TASK DETAILS: Write out the whole listing again, exactly.
::::
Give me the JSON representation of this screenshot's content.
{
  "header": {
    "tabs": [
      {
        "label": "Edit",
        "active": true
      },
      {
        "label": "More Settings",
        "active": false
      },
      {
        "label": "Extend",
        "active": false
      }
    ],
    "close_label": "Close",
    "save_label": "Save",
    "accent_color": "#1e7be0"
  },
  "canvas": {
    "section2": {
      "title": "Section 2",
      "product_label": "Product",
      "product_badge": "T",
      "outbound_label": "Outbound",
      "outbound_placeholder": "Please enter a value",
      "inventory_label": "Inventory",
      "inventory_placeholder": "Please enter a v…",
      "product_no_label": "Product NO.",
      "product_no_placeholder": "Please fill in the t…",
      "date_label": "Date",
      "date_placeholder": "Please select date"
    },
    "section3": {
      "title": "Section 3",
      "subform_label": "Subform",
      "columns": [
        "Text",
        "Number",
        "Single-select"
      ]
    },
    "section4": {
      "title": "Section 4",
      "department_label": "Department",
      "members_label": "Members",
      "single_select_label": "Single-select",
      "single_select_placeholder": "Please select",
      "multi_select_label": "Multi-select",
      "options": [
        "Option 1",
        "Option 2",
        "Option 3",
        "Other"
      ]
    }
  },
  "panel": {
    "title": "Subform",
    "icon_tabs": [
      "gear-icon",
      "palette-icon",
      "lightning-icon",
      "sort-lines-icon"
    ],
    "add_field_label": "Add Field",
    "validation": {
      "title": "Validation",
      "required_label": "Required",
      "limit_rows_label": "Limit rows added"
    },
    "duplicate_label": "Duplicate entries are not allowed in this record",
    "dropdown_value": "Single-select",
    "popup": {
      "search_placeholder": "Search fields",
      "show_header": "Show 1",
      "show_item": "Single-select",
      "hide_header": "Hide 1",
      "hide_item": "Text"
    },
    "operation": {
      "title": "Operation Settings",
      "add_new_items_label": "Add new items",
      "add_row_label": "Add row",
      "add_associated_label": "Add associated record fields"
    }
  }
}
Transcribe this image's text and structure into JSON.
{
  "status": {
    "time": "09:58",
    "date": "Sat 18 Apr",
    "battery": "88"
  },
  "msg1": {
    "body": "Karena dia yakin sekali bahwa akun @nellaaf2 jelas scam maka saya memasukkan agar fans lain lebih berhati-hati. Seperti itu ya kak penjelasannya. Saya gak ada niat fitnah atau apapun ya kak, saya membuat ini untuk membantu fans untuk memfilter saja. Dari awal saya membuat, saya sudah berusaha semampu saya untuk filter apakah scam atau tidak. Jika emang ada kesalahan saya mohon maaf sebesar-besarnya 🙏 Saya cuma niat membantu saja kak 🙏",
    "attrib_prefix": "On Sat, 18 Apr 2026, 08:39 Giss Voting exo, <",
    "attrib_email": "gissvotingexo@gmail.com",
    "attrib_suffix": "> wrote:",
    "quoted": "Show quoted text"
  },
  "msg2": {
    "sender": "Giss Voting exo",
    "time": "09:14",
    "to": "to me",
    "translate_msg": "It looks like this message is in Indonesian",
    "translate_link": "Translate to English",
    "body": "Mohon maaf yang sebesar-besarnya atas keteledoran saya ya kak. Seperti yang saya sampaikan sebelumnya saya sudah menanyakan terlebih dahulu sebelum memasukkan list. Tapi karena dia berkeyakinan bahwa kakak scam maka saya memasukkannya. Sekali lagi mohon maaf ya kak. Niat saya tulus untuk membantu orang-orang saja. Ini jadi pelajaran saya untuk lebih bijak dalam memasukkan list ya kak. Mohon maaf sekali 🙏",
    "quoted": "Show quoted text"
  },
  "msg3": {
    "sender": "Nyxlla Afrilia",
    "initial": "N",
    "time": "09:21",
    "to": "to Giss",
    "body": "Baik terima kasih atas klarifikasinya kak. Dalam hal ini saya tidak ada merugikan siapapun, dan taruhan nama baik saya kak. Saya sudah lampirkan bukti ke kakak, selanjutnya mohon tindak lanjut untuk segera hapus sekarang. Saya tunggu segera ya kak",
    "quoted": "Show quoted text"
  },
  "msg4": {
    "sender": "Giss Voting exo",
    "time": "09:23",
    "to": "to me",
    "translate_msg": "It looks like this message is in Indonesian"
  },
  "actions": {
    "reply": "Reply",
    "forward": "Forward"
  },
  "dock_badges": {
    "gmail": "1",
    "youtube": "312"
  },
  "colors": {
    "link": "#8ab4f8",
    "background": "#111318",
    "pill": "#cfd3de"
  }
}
::::
EXPECTED OUTPUT:
Give me the JSON representation of this screenshot's content.
{
  "header": {
    "tabs": [
      {
        "label": "Edit",
        "active": true
      },
      {
        "label": "More Settings",
        "active": false
      },
      {
        "label": "Extend",
        "active": false
      }
    ],
    "close_label": "Close",
    "save_label": "Save",
    "accent_color": "#1e7be0"
  },
  "canvas": {
    "section2": {
      "title": "Section 2",
      "product_label": "Product",
      "product_badge": "T",
      "outbound_label": "Outbound",
      "outbound_placeholder": "Please enter a value",
      "inventory_label": "Inventory",
      "inventory_placeholder": "Please enter a v…",
      "product_no_label": "Product NO.",
      "product_no_placeholder": "Please fill in the t…",
      "date_label": "Date",
      "date_placeholder": "Please select date"
    },
    "section3": {
      "title": "Section 3",
      "subform_label": "Subform",
      "columns": [
        "Text",
        "Number",
        "Single-select"
      ]
    },
    "section4": {
      "title": "Section 4",
      "department_label": "Department",
      "members_label": "Members",
      "single_select_label": "Single-select",
      "single_select_placeholder": "Please select",
      "multi_select_label": "Multi-select",
      "options": [
        "Option 1",
        "Option 2",
        "Option 3",
        "Other"
      ]
    }
  },
  "panel": {
    "title": "Subform",
    "icon_tabs": [
      "gear-icon",
      "palette-icon",
      "lightning-icon",
      "sort-lines-icon"
    ],
    "add_field_label": "Add Field",
    "validation": {
      "title": "Validation",
      "required_label": "Required",
      "limit_rows_label": "Limit rows added"
    },
    "duplicate_label": "Duplicate entries are not allowed in this record",
    "dropdown_value": "Single-select",
    "popup": {
      "search_placeholder": "Search fields",
      "show_header": "Show 1",
      "show_item": "Single-select",
      "hide_header": "Hide 1",
      "hide_item": "Text"
    },
    "operation": {
      "title": "Operation Settings",
      "add_new_items_label": "Add new items",
      "add_row_label": "Add row",
      "add_associated_label": "Add associated record fields"
    }
  }
}
Transcribe this image's text and structure into JSON.
{
  "status": {
    "time": "09:58",
    "date": "Sat 18 Apr",
    "battery": "88"
  },
  "msg1": {
    "body": "Karena dia yakin sekali bahwa akun @nellaaf2 jelas scam maka saya memasukkan agar fans lain lebih berhati-hati. Seperti itu ya kak penjelasannya. Saya gak ada niat fitnah atau apapun ya kak, saya membuat ini untuk membantu fans untuk memfilter saja. Dari awal saya membuat, saya sudah berusaha semampu saya untuk filter apakah scam atau tidak. Jika emang ada kesalahan saya mohon maaf sebesar-besarnya 🙏 Saya cuma niat membantu saja kak 🙏",
    "attrib_prefix": "On Sat, 18 Apr 2026, 08:39 Giss Voting exo, <",
    "attrib_email": "gissvotingexo@gmail.com",
    "attrib_suffix": "> wrote:",
    "quoted": "Show quoted text"
  },
  "msg2": {
    "sender": "Giss Voting exo",
    "time": "09:14",
    "to": "to me",
    "translate_msg": "It looks like this message is in Indonesian",
    "translate_link": "Translate to English",
    "body": "Mohon maaf yang sebesar-besarnya atas keteledoran saya ya kak. Seperti yang saya sampaikan sebelumnya saya sudah menanyakan terlebih dahulu sebelum memasukkan list. Tapi karena dia berkeyakinan bahwa kakak scam maka saya memasukkannya. Sekali lagi mohon maaf ya kak. Niat saya tulus untuk membantu orang-orang saja. Ini jadi pelajaran saya untuk lebih bijak dalam memasukkan list ya kak. Mohon maaf sekali 🙏",
    "quoted": "Show quoted text"
  },
  "msg3": {
    "sender": "Nyxlla Afrilia",
    "initial": "N",
    "time": "09:21",
    "to": "to Giss",
    "body": "Baik terima kasih atas klarifikasinya kak. Dalam hal ini saya tidak ada merugikan siapapun, dan taruhan nama baik saya kak. Saya sudah lampirkan bukti ke kakak, selanjutnya mohon tindak lanjut untuk segera hapus sekarang. Saya tunggu segera ya kak",
    "quoted": "Show quoted text"
  },
  "msg4": {
    "sender": "Giss Voting exo",
    "time": "09:23",
    "to": "to me",
    "translate_msg": "It looks like this message is in Indonesian"
  },
  "actions": {
    "reply": "Reply",
    "forward": "Forward"
  },
  "dock_badges": {
    "gmail": "1",
    "youtube": "312"
  },
  "colors": {
    "link": "#8ab4f8",
    "background": "#111318",
    "pill": "#cfd3de"
  }
}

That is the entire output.